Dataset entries

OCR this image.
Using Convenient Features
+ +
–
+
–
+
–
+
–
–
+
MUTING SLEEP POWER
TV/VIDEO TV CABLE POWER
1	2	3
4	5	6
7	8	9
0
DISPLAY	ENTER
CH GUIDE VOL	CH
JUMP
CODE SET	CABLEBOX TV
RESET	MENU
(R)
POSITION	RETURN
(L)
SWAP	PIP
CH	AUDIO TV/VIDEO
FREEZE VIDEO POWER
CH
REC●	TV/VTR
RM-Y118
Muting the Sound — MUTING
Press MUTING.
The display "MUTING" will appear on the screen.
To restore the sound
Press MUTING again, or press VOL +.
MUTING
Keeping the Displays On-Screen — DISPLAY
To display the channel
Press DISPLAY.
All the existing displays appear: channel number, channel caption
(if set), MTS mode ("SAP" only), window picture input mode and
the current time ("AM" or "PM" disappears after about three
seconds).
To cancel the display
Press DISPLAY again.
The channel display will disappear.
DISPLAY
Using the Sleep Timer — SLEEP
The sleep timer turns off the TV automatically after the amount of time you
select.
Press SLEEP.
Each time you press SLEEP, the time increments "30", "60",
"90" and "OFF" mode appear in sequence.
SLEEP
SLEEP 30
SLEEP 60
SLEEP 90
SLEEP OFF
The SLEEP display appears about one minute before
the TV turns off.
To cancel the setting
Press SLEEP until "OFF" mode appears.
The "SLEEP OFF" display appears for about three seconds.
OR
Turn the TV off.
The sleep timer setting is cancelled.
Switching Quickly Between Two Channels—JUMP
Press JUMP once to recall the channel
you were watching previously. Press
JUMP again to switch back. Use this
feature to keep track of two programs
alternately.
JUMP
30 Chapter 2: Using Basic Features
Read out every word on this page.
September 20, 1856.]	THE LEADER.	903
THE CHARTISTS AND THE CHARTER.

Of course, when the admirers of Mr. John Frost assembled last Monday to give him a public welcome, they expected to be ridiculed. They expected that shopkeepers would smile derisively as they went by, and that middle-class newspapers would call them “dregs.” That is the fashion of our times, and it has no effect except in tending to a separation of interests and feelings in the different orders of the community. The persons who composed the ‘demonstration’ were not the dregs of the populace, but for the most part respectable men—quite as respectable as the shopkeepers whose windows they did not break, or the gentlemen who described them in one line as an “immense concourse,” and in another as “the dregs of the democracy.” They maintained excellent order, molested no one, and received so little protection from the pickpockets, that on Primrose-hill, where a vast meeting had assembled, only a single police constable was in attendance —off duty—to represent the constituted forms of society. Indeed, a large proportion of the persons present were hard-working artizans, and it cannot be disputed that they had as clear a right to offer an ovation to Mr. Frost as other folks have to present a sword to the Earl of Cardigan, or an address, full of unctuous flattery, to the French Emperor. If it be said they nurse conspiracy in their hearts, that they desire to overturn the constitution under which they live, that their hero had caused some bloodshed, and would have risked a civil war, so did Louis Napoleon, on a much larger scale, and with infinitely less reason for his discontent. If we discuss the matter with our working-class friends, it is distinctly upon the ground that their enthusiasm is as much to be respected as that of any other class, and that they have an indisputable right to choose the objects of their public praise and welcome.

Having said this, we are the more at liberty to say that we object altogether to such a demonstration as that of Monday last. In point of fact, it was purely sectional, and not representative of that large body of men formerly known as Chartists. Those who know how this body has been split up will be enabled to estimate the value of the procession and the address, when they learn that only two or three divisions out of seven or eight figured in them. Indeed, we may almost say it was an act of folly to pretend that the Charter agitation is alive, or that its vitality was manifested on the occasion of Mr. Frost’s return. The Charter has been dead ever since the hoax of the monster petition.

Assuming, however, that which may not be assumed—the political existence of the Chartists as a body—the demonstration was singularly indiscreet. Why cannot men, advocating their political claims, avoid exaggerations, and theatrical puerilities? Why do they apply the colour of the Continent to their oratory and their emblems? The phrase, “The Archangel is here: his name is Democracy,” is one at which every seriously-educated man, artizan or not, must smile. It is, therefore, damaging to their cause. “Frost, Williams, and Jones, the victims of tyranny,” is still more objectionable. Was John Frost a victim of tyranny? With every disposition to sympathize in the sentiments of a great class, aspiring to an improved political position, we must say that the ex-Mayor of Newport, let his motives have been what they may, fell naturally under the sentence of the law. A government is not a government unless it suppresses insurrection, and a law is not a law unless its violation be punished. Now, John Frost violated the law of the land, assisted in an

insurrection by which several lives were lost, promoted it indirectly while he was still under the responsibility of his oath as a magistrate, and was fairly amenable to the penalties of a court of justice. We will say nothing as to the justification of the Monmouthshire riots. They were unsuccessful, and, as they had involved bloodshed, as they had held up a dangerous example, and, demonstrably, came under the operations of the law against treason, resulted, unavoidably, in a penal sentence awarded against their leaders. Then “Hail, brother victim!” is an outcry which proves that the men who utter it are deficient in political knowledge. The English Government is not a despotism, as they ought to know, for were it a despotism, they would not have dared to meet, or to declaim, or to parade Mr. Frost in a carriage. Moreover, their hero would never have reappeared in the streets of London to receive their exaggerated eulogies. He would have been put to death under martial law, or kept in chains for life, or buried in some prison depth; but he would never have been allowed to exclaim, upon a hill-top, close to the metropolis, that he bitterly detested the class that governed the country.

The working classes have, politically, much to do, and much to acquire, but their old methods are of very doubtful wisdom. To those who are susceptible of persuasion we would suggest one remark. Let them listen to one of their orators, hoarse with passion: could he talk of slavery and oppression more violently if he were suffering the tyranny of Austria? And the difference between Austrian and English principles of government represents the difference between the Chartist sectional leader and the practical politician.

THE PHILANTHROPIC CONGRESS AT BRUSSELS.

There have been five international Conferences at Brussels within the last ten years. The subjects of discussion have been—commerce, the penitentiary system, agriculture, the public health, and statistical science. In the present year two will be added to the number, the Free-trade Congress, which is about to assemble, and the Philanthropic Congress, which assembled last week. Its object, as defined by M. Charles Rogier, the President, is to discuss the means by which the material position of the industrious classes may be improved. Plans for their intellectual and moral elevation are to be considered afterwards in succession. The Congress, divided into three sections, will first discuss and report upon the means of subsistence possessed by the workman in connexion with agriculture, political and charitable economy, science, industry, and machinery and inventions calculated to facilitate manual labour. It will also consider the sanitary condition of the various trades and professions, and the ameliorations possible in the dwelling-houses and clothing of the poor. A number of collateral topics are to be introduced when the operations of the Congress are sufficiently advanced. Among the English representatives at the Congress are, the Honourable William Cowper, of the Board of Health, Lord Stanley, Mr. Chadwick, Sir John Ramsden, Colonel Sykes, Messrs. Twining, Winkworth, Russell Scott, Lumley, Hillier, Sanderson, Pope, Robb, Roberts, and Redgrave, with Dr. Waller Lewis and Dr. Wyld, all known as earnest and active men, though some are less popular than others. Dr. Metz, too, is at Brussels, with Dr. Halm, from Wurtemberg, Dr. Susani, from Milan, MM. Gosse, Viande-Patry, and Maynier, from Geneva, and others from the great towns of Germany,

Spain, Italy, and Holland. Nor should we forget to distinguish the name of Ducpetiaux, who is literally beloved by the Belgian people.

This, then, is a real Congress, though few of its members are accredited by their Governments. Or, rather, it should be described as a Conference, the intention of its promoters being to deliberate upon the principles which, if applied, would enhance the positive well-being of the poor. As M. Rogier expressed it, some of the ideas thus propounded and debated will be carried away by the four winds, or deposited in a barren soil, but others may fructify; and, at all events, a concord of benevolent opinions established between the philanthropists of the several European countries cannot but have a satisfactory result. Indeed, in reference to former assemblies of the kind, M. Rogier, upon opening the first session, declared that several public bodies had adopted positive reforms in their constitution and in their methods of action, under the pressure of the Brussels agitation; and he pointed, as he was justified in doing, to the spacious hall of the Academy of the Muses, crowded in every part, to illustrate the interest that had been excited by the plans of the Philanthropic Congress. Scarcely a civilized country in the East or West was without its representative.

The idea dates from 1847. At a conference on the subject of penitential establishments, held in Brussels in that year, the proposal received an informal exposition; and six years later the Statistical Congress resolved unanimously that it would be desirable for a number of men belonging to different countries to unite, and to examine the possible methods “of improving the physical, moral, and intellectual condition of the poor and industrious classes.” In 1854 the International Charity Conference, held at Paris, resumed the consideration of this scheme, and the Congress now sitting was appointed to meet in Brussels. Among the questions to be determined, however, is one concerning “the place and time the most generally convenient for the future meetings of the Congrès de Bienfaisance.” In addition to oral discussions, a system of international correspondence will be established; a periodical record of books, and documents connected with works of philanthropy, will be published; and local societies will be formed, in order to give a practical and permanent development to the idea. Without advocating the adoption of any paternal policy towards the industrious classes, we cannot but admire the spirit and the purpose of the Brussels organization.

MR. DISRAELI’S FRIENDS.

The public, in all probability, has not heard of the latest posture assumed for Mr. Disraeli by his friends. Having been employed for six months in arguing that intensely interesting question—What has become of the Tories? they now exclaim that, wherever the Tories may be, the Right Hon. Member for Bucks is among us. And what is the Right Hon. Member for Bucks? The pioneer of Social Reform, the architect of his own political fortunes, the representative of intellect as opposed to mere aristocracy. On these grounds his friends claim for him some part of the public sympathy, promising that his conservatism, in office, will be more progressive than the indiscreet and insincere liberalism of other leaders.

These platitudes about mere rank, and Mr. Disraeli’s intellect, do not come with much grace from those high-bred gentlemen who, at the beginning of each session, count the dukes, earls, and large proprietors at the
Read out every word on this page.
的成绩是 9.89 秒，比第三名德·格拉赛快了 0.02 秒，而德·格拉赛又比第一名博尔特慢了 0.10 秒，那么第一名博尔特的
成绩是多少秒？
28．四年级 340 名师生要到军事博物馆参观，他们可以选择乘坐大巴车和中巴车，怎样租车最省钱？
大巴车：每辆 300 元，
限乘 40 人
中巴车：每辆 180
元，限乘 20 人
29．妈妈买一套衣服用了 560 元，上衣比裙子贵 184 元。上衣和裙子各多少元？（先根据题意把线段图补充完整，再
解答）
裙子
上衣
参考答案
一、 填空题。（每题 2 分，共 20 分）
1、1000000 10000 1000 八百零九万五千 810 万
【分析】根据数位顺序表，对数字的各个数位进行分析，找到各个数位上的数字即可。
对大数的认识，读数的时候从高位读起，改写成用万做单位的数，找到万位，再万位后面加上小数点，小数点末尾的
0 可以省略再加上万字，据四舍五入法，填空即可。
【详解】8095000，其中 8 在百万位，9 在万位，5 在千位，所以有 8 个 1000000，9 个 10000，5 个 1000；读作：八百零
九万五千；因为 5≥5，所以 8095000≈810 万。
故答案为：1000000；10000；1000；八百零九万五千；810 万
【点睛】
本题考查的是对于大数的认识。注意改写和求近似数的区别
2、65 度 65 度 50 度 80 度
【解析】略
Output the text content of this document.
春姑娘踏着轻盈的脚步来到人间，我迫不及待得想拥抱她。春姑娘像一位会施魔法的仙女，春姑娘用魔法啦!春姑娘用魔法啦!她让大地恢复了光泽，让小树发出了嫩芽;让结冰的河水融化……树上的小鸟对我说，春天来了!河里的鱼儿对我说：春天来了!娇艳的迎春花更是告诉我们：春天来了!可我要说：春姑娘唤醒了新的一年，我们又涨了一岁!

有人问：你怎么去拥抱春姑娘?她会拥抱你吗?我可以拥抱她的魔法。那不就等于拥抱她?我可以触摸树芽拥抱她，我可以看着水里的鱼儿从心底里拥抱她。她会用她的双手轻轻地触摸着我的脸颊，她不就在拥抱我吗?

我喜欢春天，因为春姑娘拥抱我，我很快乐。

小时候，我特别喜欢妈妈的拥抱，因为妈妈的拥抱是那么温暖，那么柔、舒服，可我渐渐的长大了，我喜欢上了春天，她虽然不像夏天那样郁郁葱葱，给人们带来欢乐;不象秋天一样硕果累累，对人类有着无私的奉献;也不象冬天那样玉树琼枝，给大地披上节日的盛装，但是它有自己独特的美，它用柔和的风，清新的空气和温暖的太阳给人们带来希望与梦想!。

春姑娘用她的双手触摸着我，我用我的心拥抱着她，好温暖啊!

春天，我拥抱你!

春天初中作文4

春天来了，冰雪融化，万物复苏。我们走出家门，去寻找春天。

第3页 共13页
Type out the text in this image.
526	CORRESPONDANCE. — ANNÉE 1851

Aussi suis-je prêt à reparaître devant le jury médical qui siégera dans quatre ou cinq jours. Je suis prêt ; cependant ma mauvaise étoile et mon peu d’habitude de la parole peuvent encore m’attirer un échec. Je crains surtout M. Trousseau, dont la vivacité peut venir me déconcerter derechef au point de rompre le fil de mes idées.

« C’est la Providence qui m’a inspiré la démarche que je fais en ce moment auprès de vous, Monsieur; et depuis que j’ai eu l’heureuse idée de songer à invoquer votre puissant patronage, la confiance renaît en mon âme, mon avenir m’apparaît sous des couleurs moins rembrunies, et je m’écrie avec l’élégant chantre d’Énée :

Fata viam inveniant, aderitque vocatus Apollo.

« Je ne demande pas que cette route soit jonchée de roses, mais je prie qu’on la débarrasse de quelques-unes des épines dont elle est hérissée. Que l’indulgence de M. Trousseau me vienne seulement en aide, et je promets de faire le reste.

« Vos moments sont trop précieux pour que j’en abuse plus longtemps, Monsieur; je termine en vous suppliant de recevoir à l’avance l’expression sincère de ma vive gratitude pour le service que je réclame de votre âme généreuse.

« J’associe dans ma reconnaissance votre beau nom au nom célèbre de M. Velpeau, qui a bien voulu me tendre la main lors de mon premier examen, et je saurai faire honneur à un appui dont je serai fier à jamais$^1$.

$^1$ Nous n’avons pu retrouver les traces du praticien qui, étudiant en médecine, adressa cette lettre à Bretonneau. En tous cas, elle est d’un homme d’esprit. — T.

# Set task
Select all lines in the listing above where the word "mode" appears, and show them.

# Result
(if set), MTS mode ("SAP" only), window picture input mode and
"90" and "OFF" mode appear in sequence.
Press SLEEP until "OFF" mode appears.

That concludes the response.